* YOUR OBJECTIVE: Apart from the pictures, please restate every entry below exactly.

(Data items)
● ● ● ● ●

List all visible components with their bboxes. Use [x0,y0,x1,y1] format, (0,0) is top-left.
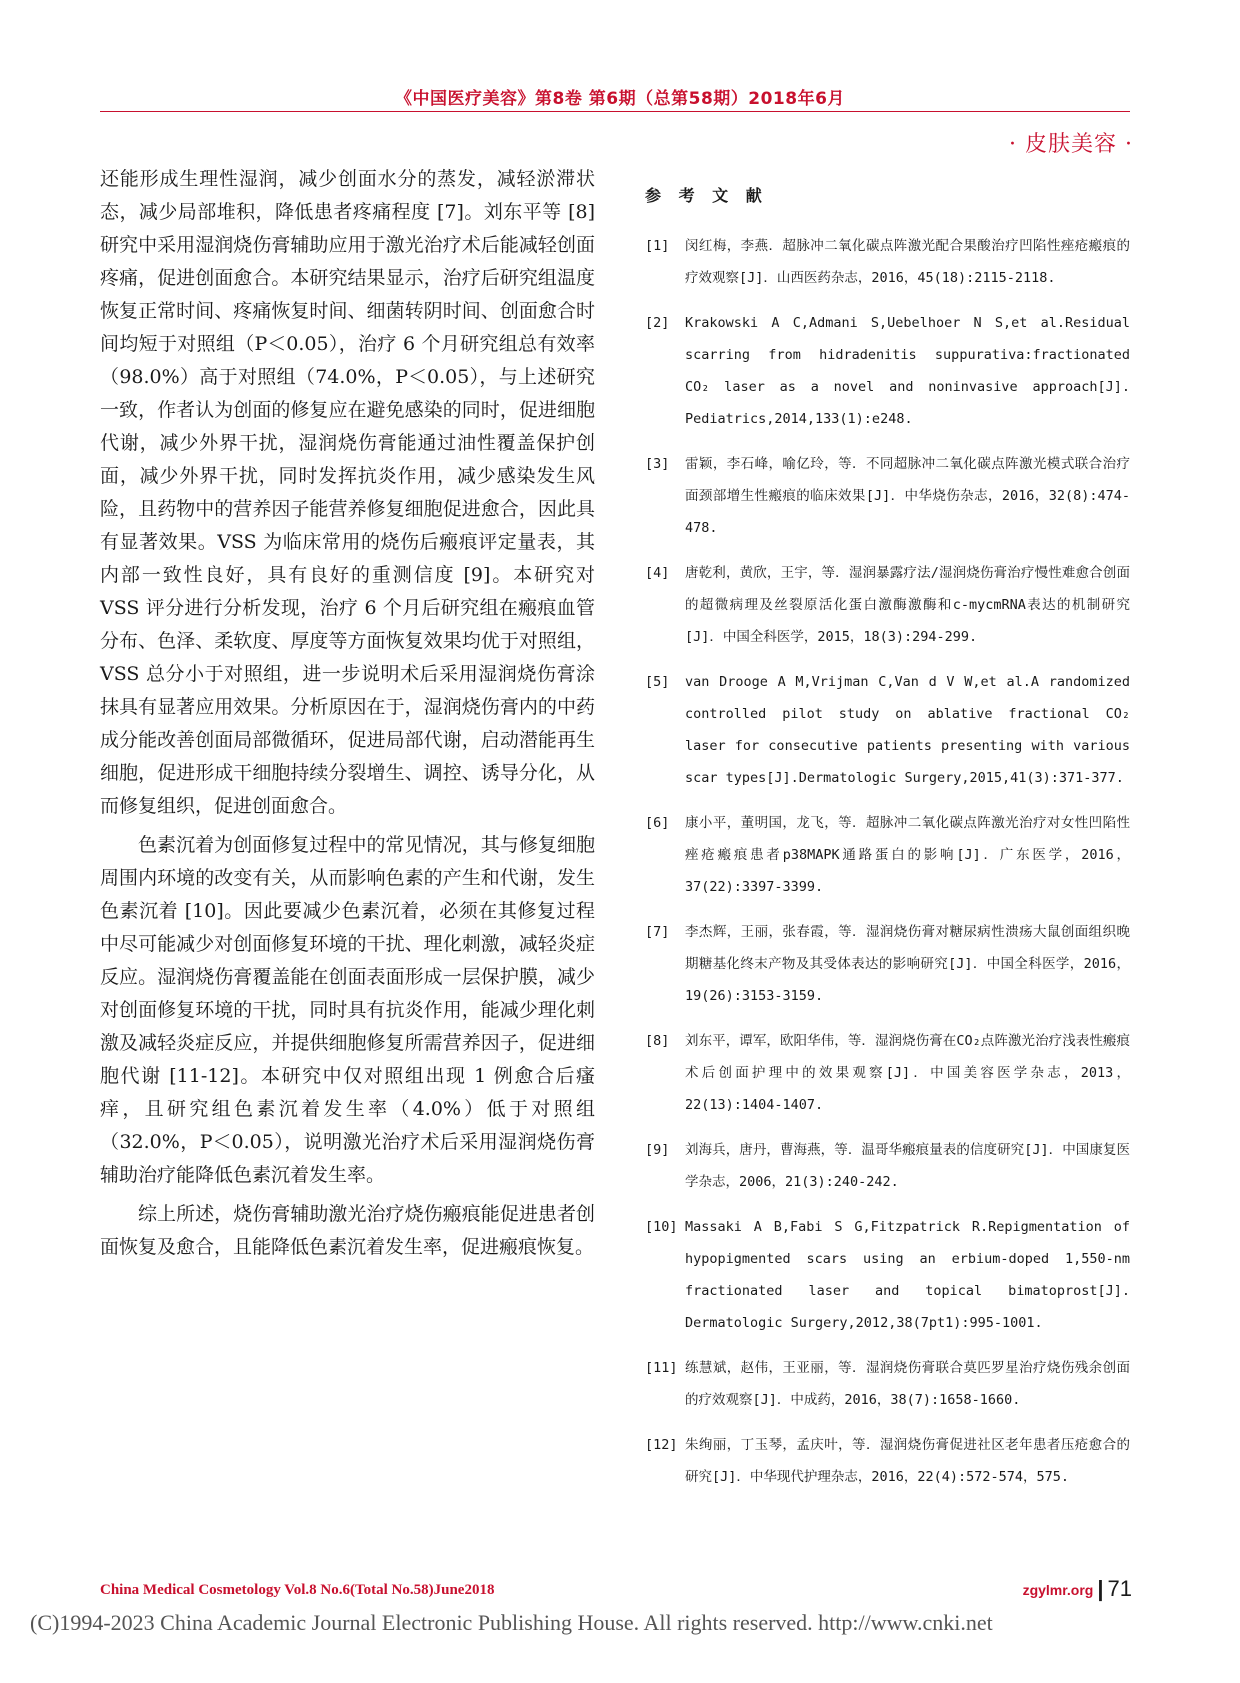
reference-number: [3] [645,456,670,472]
reference-number: [11] [645,1360,678,1376]
reference-text: Krakowski A C,Admani S,Uebelhoer N S,et al.Residual scarring from hidradenitis suppurativa:fractionated CO₂ laser as a novel and noninvasive approach[J]. Pediatrics,2014,133(1):e248. [685,315,1130,427]
reference-item [645,916,1130,1012]
reference-item [645,557,1130,653]
reference-number: [8] [645,1033,670,1049]
reference-number: [9] [645,1142,670,1158]
body-text-column [100,163,595,1270]
references-heading: 参 考 文 献 [645,186,768,205]
reference-item [645,807,1130,903]
body-paragraph: 还能形成生理性湿润，减少创面水分的蒸发，减轻淤滞状态，减少局部堆积，降低患者疼痛程度 [7]。刘东平等 [8] 研究中采用湿润烧伤膏辅助应用于激光治疗术后能减轻创面疼痛，促进创面愈合。本研究结果显示，治疗后研究组温度恢复正常时间、疼痛恢复时间、细菌转阴时间、创面愈合时间均短于对照组（P＜0.05），治疗 6 个月研究组总有效率（98.0%）高于对照组（74.0%，P＜0.05），与上述研究一致，作者认为创面的修复应在避免感染的同时，促进细胞代谢，减少外界干扰，湿润烧伤膏能通过油性覆盖保护创面，减少外界干扰，同时发挥抗炎作用，减少感染发生风险，且药物中的营养因子能营养修复细胞促进愈合，因此具有显著效果。VSS 为临床常用的烧伤后瘢痕评定量表，其内部一致性良好，具有良好的重测信度 [9]。本研究对 VSS 评分进行分析发现，治疗 6 个月后研究组在瘢痕血管分布、色泽、柔软度、厚度等方面恢复效果均优于对照组，VSS 总分小于对照组，进一步说明术后采用湿润烧伤膏涂抹具有显著应用效果。分析原因在于，湿润烧伤膏内的中药成分能改善创面局部微循环，促进局部代谢，启动潜能再生细胞，促进形成干细胞持续分裂增生、调控、诱导分化，从而修复组织，促进创面愈合。 [100,168,595,817]
reference-text: 雷颖，李石峰，喻亿玲，等．不同超脉冲二氧化碳点阵激光模式联合治疗面颈部增生性瘢痕的临床效果[J]．中华烧伤杂志，2016，32(8):474-478. [685,456,1130,536]
reference-item [645,307,1130,435]
footer-separator: | [1097,1576,1104,1601]
body-paragraph: 综上所述，烧伤膏辅助激光治疗烧伤瘢痕能促进患者创面恢复及愈合，且能降低色素沉着发生率，促进瘢痕恢复。 [100,1203,595,1258]
footer-page-info [1023,1576,1132,1602]
reference-number: [4] [645,565,670,581]
reference-item [645,230,1130,294]
reference-text: van Drooge A M,Vrijman C,Van d V W,et al.A randomized controlled pilot study on ablative fractional CO₂ laser for consecutive patients presenting with various scar types[J].Dermatologic Surgery,2015,41(3):371-377. [685,674,1130,786]
reference-text: 刘东平，谭军，欧阳华伟，等．湿润烧伤膏在CO₂点阵激光治疗浅表性瘢痕术后创面护理中的效果观察[J]．中国美容医学杂志，2013，22(13):1404-1407. [685,1033,1130,1113]
references-section [645,183,1130,1506]
reference-text: 康小平，董明国，龙飞，等．超脉冲二氧化碳点阵激光治疗对女性凹陷性痤疮瘢痕患者p38MAPK通路蛋白的影响[J]．广东医学，2016，37(22):3397-3399. [685,815,1130,895]
reference-number: [7] [645,924,670,940]
reference-number: [6] [645,815,670,831]
reference-item [645,1134,1130,1198]
copyright-notice: (C)1994-2023 China Academic Journal Electronic Publishing House. All rights reserved. http://www.cnki.net [30,1610,993,1635]
reference-text: 李杰辉，王丽，张春霞，等．湿润烧伤膏对糖尿病性溃疡大鼠创面组织晚期糖基化终末产物及其受体表达的影响研究[J]．中国全科医学，2016，19(26):3153-3159. [685,924,1130,1004]
reference-text: 闵红梅，李燕．超脉冲二氧化碳点阵激光配合果酸治疗凹陷性痤疮瘢痕的疗效观察[J]．山西医药杂志，2016，45(18):2115-2118. [685,238,1130,286]
reference-item [645,666,1130,794]
reference-item [645,1211,1130,1339]
reference-item [645,1025,1130,1121]
reference-item [645,1429,1130,1493]
reference-item [645,448,1130,544]
reference-list [645,230,1130,1493]
reference-text: 练慧斌，赵伟，王亚丽，等．湿润烧伤膏联合莫匹罗星治疗烧伤残余创面的疗效观察[J]．中成药，2016，38(7):1658-1660. [685,1360,1130,1408]
body-paragraph: 色素沉着为创面修复过程中的常见情况，其与修复细胞周围内环境的改变有关，从而影响色素的产生和代谢，发生色素沉着 [10]。因此要减少色素沉着，必须在其修复过程中尽可能减少对创面修复环境的干扰、理化刺激，减轻炎症反应。湿润烧伤膏覆盖能在创面表面形成一层保护膜，减少对创面修复环境的干扰，同时具有抗炎作用，能减少理化刺激及减轻炎症反应，并提供细胞修复所需营养因子，促进细胞代谢 [11-12]。本研究中仅对照组出现 1 例愈合后瘙痒，且研究组色素沉着发生率（4.0%）低于对照组（32.0%，P＜0.05），说明激光治疗术后采用湿润烧伤膏辅助治疗能降低色素沉着发生率。 [100,834,595,1186]
reference-text: 朱绚丽，丁玉琴，孟庆叶，等．湿润烧伤膏促进社区老年患者压疮愈合的研究[J]．中华现代护理杂志，2016，22(4):572-574，575. [685,1437,1130,1485]
page-number: 71 [1107,1576,1132,1601]
reference-number: [10] [645,1219,678,1235]
footer-journal-citation: China Medical Cosmetology Vol.8 No.6(Total No.58)June2018 [100,1582,495,1598]
reference-number: [5] [645,674,670,690]
header-divider [100,111,1130,112]
journal-header: 《中国医疗美容》第8卷 第6期（总第58期）2018年6月 [395,89,845,109]
reference-text: 刘海兵，唐丹，曹海燕，等．温哥华瘢痕量表的信度研究[J]．中国康复医学杂志，2006，21(3):240-242. [685,1142,1130,1190]
reference-item [645,1352,1130,1416]
reference-number: [2] [645,315,670,331]
reference-text: 唐乾利，黄欣，王宇，等．湿润暴露疗法/湿润烧伤膏治疗慢性难愈合创面的超微病理及丝裂原活化蛋白激酶激酶和c-mycmRNA表达的机制研究[J]．中国全科医学，2015，18(3):294-299. [685,565,1130,645]
reference-text: Massaki A B,Fabi S G,Fitzpatrick R.Repigmentation of hypopigmented scars using an erbium-doped 1,550-nm fractionated laser and topical bimatoprost[J]. Dermatologic Surgery,2012,38(7pt1):995-1001. [685,1219,1130,1331]
footer-site: zgylmr.org [1022,1582,1094,1599]
reference-number: [12] [645,1437,678,1453]
section-label: · 皮肤美容 · [1009,132,1133,157]
reference-number: [1] [645,238,670,254]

● ● ● ● ●

* SOLUTION FOR THIS TASK:
List all visible components with their bboxes. Use [x0,y0,x1,y1] format, (0,0) is top-left.
reference-number: [3] [645,456,670,472]
reference-number: [11] [645,1360,678,1376]
reference-text: Krakowski A C,Admani S,Uebelhoer N S,et al.Residual scarring from hidradenitis suppurativa:fractionated CO₂ laser as a novel and noninvasive approach[J]. Pediatrics,2014,133(1):e248. [685,315,1130,427]
reference-item [645,916,1130,1012]
reference-item [645,557,1130,653]
reference-number: [8] [645,1033,670,1049]
reference-number: [9] [645,1142,670,1158]
body-text-column [100,163,595,1270]
references-heading: 参 考 文 献 [645,186,768,205]
reference-item [645,807,1130,903]
body-paragraph: 还能形成生理性湿润，减少创面水分的蒸发，减轻淤滞状态，减少局部堆积，降低患者疼痛程度 [7]。刘东平等 [8] 研究中采用湿润烧伤膏辅助应用于激光治疗术后能减轻创面疼痛，促进创面愈合。本研究结果显示，治疗后研究组温度恢复正常时间、疼痛恢复时间、细菌转阴时间、创面愈合时间均短于对照组（P＜0.05），治疗 6 个月研究组总有效率（98.0%）高于对照组（74.0%，P＜0.05），与上述研究一致，作者认为创面的修复应在避免感染的同时，促进细胞代谢，减少外界干扰，湿润烧伤膏能通过油性覆盖保护创面，减少外界干扰，同时发挥抗炎作用，减少感染发生风险，且药物中的营养因子能营养修复细胞促进愈合，因此具有显著效果。VSS 为临床常用的烧伤后瘢痕评定量表，其内部一致性良好，具有良好的重测信度 [9]。本研究对 VSS 评分进行分析发现，治疗 6 个月后研究组在瘢痕血管分布、色泽、柔软度、厚度等方面恢复效果均优于对照组，VSS 总分小于对照组，进一步说明术后采用湿润烧伤膏涂抹具有显著应用效果。分析原因在于，湿润烧伤膏内的中药成分能改善创面局部微循环，促进局部代谢，启动潜能再生细胞，促进形成干细胞持续分裂增生、调控、诱导分化，从而修复组织，促进创面愈合。 [100,168,595,817]
reference-text: 雷颖，李石峰，喻亿玲，等．不同超脉冲二氧化碳点阵激光模式联合治疗面颈部增生性瘢痕的临床效果[J]．中华烧伤杂志，2016，32(8):474-478. [685,456,1130,536]
reference-item [645,307,1130,435]
footer-separator: | [1097,1576,1104,1601]
body-paragraph: 综上所述，烧伤膏辅助激光治疗烧伤瘢痕能促进患者创面恢复及愈合，且能降低色素沉着发生率，促进瘢痕恢复。 [100,1203,595,1258]
footer-page-info [1023,1576,1132,1602]
reference-number: [4] [645,565,670,581]
reference-item [645,230,1130,294]
reference-text: van Drooge A M,Vrijman C,Van d V W,et al.A randomized controlled pilot study on ablative fractional CO₂ laser for consecutive patients presenting with various scar types[J].Dermatologic Surgery,2015,41(3):371-377. [685,674,1130,786]
reference-text: 刘东平，谭军，欧阳华伟，等．湿润烧伤膏在CO₂点阵激光治疗浅表性瘢痕术后创面护理中的效果观察[J]．中国美容医学杂志，2013，22(13):1404-1407. [685,1033,1130,1113]
references-section [645,183,1130,1506]
reference-text: 康小平，董明国，龙飞，等．超脉冲二氧化碳点阵激光治疗对女性凹陷性痤疮瘢痕患者p38MAPK通路蛋白的影响[J]．广东医学，2016，37(22):3397-3399. [685,815,1130,895]
reference-number: [7] [645,924,670,940]
reference-number: [6] [645,815,670,831]
reference-item [645,1134,1130,1198]
copyright-notice: (C)1994-2023 China Academic Journal Electronic Publishing House. All rights reserved. http://www.cnki.net [30,1610,993,1635]
reference-text: 李杰辉，王丽，张春霞，等．湿润烧伤膏对糖尿病性溃疡大鼠创面组织晚期糖基化终末产物及其受体表达的影响研究[J]．中国全科医学，2016，19(26):3153-3159. [685,924,1130,1004]
reference-text: 闵红梅，李燕．超脉冲二氧化碳点阵激光配合果酸治疗凹陷性痤疮瘢痕的疗效观察[J]．山西医药杂志，2016，45(18):2115-2118. [685,238,1130,286]
reference-item [645,666,1130,794]
reference-item [645,1211,1130,1339]
reference-item [645,1025,1130,1121]
reference-item [645,1429,1130,1493]
reference-item [645,448,1130,544]
reference-list [645,230,1130,1493]
reference-text: 练慧斌，赵伟，王亚丽，等．湿润烧伤膏联合莫匹罗星治疗烧伤残余创面的疗效观察[J]．中成药，2016，38(7):1658-1660. [685,1360,1130,1408]
body-paragraph: 色素沉着为创面修复过程中的常见情况，其与修复细胞周围内环境的改变有关，从而影响色素的产生和代谢，发生色素沉着 [10]。因此要减少色素沉着，必须在其修复过程中尽可能减少对创面修复环境的干扰、理化刺激，减轻炎症反应。湿润烧伤膏覆盖能在创面表面形成一层保护膜，减少对创面修复环境的干扰，同时具有抗炎作用，能减少理化刺激及减轻炎症反应，并提供细胞修复所需营养因子，促进细胞代谢 [11-12]。本研究中仅对照组出现 1 例愈合后瘙痒，且研究组色素沉着发生率（4.0%）低于对照组（32.0%，P＜0.05），说明激光治疗术后采用湿润烧伤膏辅助治疗能降低色素沉着发生率。 [100,834,595,1186]
reference-text: 朱绚丽，丁玉琴，孟庆叶，等．湿润烧伤膏促进社区老年患者压疮愈合的研究[J]．中华现代护理杂志，2016，22(4):572-574，575. [685,1437,1130,1485]
page-number: 71 [1107,1576,1132,1601]
reference-number: [10] [645,1219,678,1235]
footer-journal-citation: China Medical Cosmetology Vol.8 No.6(Total No.58)June2018 [100,1582,495,1598]
reference-number: [5] [645,674,670,690]
header-divider [100,111,1130,112]
journal-header: 《中国医疗美容》第8卷 第6期（总第58期）2018年6月 [395,89,845,109]
reference-text: 刘海兵，唐丹，曹海燕，等．温哥华瘢痕量表的信度研究[J]．中国康复医学杂志，2006，21(3):240-242. [685,1142,1130,1190]
reference-item [645,1352,1130,1416]
reference-number: [2] [645,315,670,331]
reference-text: 唐乾利，黄欣，王宇，等．湿润暴露疗法/湿润烧伤膏治疗慢性难愈合创面的超微病理及丝裂原活化蛋白激酶激酶和c-mycmRNA表达的机制研究[J]．中国全科医学，2015，18(3):294-299. [685,565,1130,645]
reference-text: Massaki A B,Fabi S G,Fitzpatrick R.Repigmentation of hypopigmented scars using an erbium-doped 1,550-nm fractionated laser and topical bimatoprost[J]. Dermatologic Surgery,2012,38(7pt1):995-1001. [685,1219,1130,1331]
footer-site: zgylmr.org [1022,1582,1094,1599]
reference-number: [12] [645,1437,678,1453]
section-label: · 皮肤美容 · [1009,132,1133,157]
reference-number: [1] [645,238,670,254]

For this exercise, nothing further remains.